● **Given request**
Identify the lines that contain the word "this" and copy each one.

(Excerpts from a figure dataset)
==*==

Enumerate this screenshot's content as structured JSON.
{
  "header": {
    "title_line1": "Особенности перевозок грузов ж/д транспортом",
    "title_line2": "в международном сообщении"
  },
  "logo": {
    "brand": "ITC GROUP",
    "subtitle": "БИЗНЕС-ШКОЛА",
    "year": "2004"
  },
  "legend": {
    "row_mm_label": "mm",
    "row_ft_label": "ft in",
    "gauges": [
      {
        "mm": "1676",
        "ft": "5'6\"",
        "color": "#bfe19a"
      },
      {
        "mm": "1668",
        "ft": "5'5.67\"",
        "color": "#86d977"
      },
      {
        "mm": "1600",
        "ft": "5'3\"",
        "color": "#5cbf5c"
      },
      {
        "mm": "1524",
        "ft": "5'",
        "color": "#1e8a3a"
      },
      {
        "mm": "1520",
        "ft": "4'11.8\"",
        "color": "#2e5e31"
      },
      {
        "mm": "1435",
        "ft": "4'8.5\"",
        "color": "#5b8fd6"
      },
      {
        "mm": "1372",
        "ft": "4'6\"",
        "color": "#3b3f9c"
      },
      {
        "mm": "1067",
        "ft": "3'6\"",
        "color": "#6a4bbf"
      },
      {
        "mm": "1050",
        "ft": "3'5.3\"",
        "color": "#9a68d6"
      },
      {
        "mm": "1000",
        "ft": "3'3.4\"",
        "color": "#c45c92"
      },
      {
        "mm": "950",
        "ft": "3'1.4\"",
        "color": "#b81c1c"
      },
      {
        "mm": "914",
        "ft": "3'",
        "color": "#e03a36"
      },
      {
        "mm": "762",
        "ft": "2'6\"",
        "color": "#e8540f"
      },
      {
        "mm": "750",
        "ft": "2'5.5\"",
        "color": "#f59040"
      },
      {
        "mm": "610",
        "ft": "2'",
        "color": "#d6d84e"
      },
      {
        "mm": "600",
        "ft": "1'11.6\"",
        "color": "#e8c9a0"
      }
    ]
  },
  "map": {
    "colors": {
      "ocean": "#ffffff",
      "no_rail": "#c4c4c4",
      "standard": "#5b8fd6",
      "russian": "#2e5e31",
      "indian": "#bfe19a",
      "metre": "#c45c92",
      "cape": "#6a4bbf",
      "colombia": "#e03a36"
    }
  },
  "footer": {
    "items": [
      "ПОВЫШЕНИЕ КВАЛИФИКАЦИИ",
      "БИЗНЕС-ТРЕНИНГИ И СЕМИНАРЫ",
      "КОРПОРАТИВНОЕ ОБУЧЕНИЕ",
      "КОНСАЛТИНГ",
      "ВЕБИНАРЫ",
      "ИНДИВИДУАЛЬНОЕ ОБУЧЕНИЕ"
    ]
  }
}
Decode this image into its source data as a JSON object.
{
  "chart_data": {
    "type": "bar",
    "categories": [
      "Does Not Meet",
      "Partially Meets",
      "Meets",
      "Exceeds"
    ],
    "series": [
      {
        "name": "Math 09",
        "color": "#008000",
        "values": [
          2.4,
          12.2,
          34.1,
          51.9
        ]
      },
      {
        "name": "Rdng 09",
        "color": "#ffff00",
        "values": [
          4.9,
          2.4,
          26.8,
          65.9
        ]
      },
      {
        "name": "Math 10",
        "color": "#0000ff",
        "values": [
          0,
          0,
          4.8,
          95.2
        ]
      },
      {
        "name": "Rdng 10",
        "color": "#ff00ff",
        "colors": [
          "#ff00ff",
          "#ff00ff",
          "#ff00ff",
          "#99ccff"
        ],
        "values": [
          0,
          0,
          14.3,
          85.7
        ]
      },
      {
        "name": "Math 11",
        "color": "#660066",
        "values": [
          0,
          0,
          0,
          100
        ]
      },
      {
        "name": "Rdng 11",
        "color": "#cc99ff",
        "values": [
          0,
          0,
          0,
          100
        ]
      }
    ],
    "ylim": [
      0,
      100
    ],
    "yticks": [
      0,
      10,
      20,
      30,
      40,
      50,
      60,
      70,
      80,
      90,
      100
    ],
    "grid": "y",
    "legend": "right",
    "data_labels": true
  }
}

==*==

● **Task output**
Enumerate this screenshot's content as structured JSON.
Decode this image into its source data as a JSON object.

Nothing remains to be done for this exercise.